[SET TASK]:
In your copy, include every line of the listing below exactly but none of the pictures.
____
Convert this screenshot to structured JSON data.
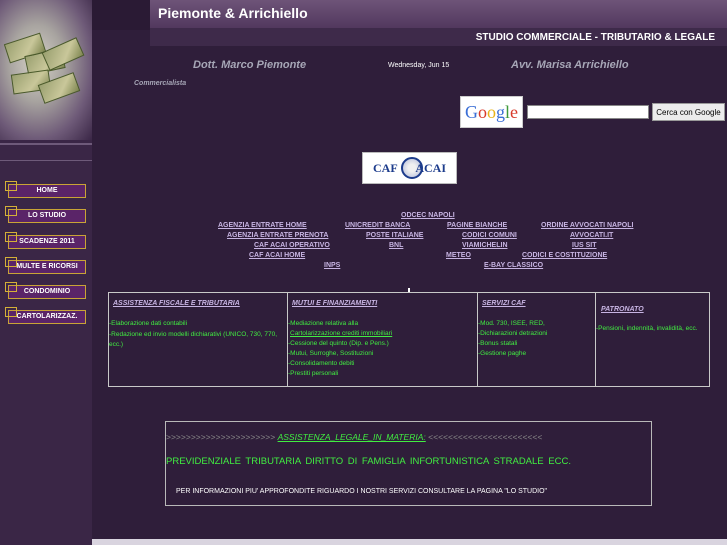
{
  "header": {
    "brand": "Piemonte & Arrichiello",
    "subtitle": "STUDIO COMMERCIALE - TRIBUTARIO & LEGALE"
  },
  "people": {
    "dott": "Dott. Marco Piemonte",
    "date": "Wednesday, Jun 15",
    "avv": "Avv. Marisa Arrichiello",
    "role": "Commercialista"
  },
  "search": {
    "logo": "Google",
    "value": "",
    "button": "Cerca con Google"
  },
  "caf_logo": {
    "left": "CAF",
    "right": "ACAI"
  },
  "nav": [
    {
      "label": "HOME"
    },
    {
      "label": "LO STUDIO"
    },
    {
      "label": "SCADENZE 2011"
    },
    {
      "label": "MULTE E RICORSI"
    },
    {
      "label": "CONDOMINIO"
    },
    {
      "label": "CARTOLARIZZAZ."
    }
  ],
  "links": {
    "odcec": "ODCEC NAPOLI",
    "agenzia_home": "AGENZIA ENTRATE HOME",
    "unicredit": "UNICREDIT BANCA",
    "pagine_bianche": "PAGINE BIANCHE",
    "ordine_avvocati": "ORDINE AVVOCATI NAPOLI",
    "agenzia_prenota": "AGENZIA ENTRATE PRENOTA",
    "poste": "POSTE ITALIANE",
    "codici_comuni": "CODICI COMUNI",
    "avvocati_it": "AVVOCATI.IT",
    "caf_operativo": "CAF ACAI OPERATIVO",
    "bnl": "BNL",
    "viamichelin": "VIAMICHELIN",
    "ius_sit": "IUS SIT",
    "caf_home": "CAF ACAI HOME",
    "meteo": "METEO",
    "codici_costituzione": "CODICI E COSTITUZIONE",
    "inps": "INPS",
    "ebay": "E-BAY CLASSICO"
  },
  "services": {
    "fiscale": {
      "title": "ASSISTENZA FISCALE E TRIBUTARIA",
      "items": [
        "-Elaborazione dati contabili",
        "-Redazione ed invio modelli dichiarativi (UNICO, 730, 770,",
        "ecc.)"
      ]
    },
    "mutui": {
      "title": "MUTUI E FINANZIAMENTI",
      "items": [
        "-Mediazione relativa alla",
        "Cartolarizzazione crediti immobiliari",
        "-Cessione del quinto (Dip. e Pens.)",
        "-Mutui, Surroghe, Sostituzioni",
        "-Consolidamento debiti",
        "-Prestiti personali"
      ]
    },
    "caf": {
      "title": "SERVIZI CAF",
      "items": [
        "-Mod. 730, ISEE, RED,",
        "-Dichiarazioni detrazioni",
        "-Bonus statali",
        "-Gestione paghe"
      ]
    },
    "patronato": {
      "title": "PATRONATO",
      "items": [
        "-Pensioni, indennità, invalidità, ecc."
      ]
    }
  },
  "legal": {
    "arrows_left": ">>>>>>>>>>>>>>>>>>>>>>",
    "title": "ASSISTENZA_LEGALE_IN_MATERIA:",
    "arrows_right": "<<<<<<<<<<<<<<<<<<<<<<<",
    "areas": "PREVIDENZIALE    TRIBUTARIA    DIRITTO  DI  FAMIGLIA    INFORTUNISTICA  STRADALE    ECC.",
    "info": "PER INFORMAZIONI PIU' APPROFONDITE RIGUARDO I NOSTRI SERVIZI CONSULTARE LA PAGINA \"LO STUDIO\""
  },
  "colors": {
    "background": "#2f1e3a",
    "link": "#c7b4e2",
    "green_text": "#41ee41",
    "nav_button": "#5a2468",
    "nav_border": "#c9a436"
  }
}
____
[RESULT OF THE TASK]:
Convert this screenshot to structured JSON data.
{
  "header": {
    "brand": "Piemonte & Arrichiello",
    "subtitle": "STUDIO COMMERCIALE - TRIBUTARIO & LEGALE"
  },
  "people": {
    "dott": "Dott. Marco Piemonte",
    "date": "Wednesday, Jun 15",
    "avv": "Avv. Marisa Arrichiello",
    "role": "Commercialista"
  },
  "search": {
    "logo": "Google",
    "value": "",
    "button": "Cerca con Google"
  },
  "caf_logo": {
    "left": "CAF",
    "right": "ACAI"
  },
  "nav": [
    {
      "label": "HOME"
    },
    {
      "label": "LO STUDIO"
    },
    {
      "label": "SCADENZE 2011"
    },
    {
      "label": "MULTE E RICORSI"
    },
    {
      "label": "CONDOMINIO"
    },
    {
      "label": "CARTOLARIZZAZ."
    }
  ],
  "links": {
    "odcec": "ODCEC NAPOLI",
    "agenzia_home": "AGENZIA ENTRATE HOME",
    "unicredit": "UNICREDIT BANCA",
    "pagine_bianche": "PAGINE BIANCHE",
    "ordine_avvocati": "ORDINE AVVOCATI NAPOLI",
    "agenzia_prenota": "AGENZIA ENTRATE PRENOTA",
    "poste": "POSTE ITALIANE",
    "codici_comuni": "CODICI COMUNI",
    "avvocati_it": "AVVOCATI.IT",
    "caf_operativo": "CAF ACAI OPERATIVO",
    "bnl": "BNL",
    "viamichelin": "VIAMICHELIN",
    "ius_sit": "IUS SIT",
    "caf_home": "CAF ACAI HOME",
    "meteo": "METEO",
    "codici_costituzione": "CODICI E COSTITUZIONE",
    "inps": "INPS",
    "ebay": "E-BAY CLASSICO"
  },
  "services": {
    "fiscale": {
      "title": "ASSISTENZA FISCALE E TRIBUTARIA",
      "items": [
        "-Elaborazione dati contabili",
        "-Redazione ed invio modelli dichiarativi (UNICO, 730, 770,",
        "ecc.)"
      ]
    },
    "mutui": {
      "title": "MUTUI E FINANZIAMENTI",
      "items": [
        "-Mediazione relativa alla",
        "Cartolarizzazione crediti immobiliari",
        "-Cessione del quinto (Dip. e Pens.)",
        "-Mutui, Surroghe, Sostituzioni",
        "-Consolidamento debiti",
        "-Prestiti personali"
      ]
    },
    "caf": {
      "title": "SERVIZI CAF",
      "items": [
        "-Mod. 730, ISEE, RED,",
        "-Dichiarazioni detrazioni",
        "-Bonus statali",
        "-Gestione paghe"
      ]
    },
    "patronato": {
      "title": "PATRONATO",
      "items": [
        "-Pensioni, indennità, invalidità, ecc."
      ]
    }
  },
  "legal": {
    "arrows_left": ">>>>>>>>>>>>>>>>>>>>>>",
    "title": "ASSISTENZA_LEGALE_IN_MATERIA:",
    "arrows_right": "<<<<<<<<<<<<<<<<<<<<<<<",
    "areas": "PREVIDENZIALE    TRIBUTARIA    DIRITTO  DI  FAMIGLIA    INFORTUNISTICA  STRADALE    ECC.",
    "info": "PER INFORMAZIONI PIU' APPROFONDITE RIGUARDO I NOSTRI SERVIZI CONSULTARE LA PAGINA \"LO STUDIO\""
  },
  "colors": {
    "background": "#2f1e3a",
    "link": "#c7b4e2",
    "green_text": "#41ee41",
    "nav_button": "#5a2468",
    "nav_border": "#c9a436"
  }
}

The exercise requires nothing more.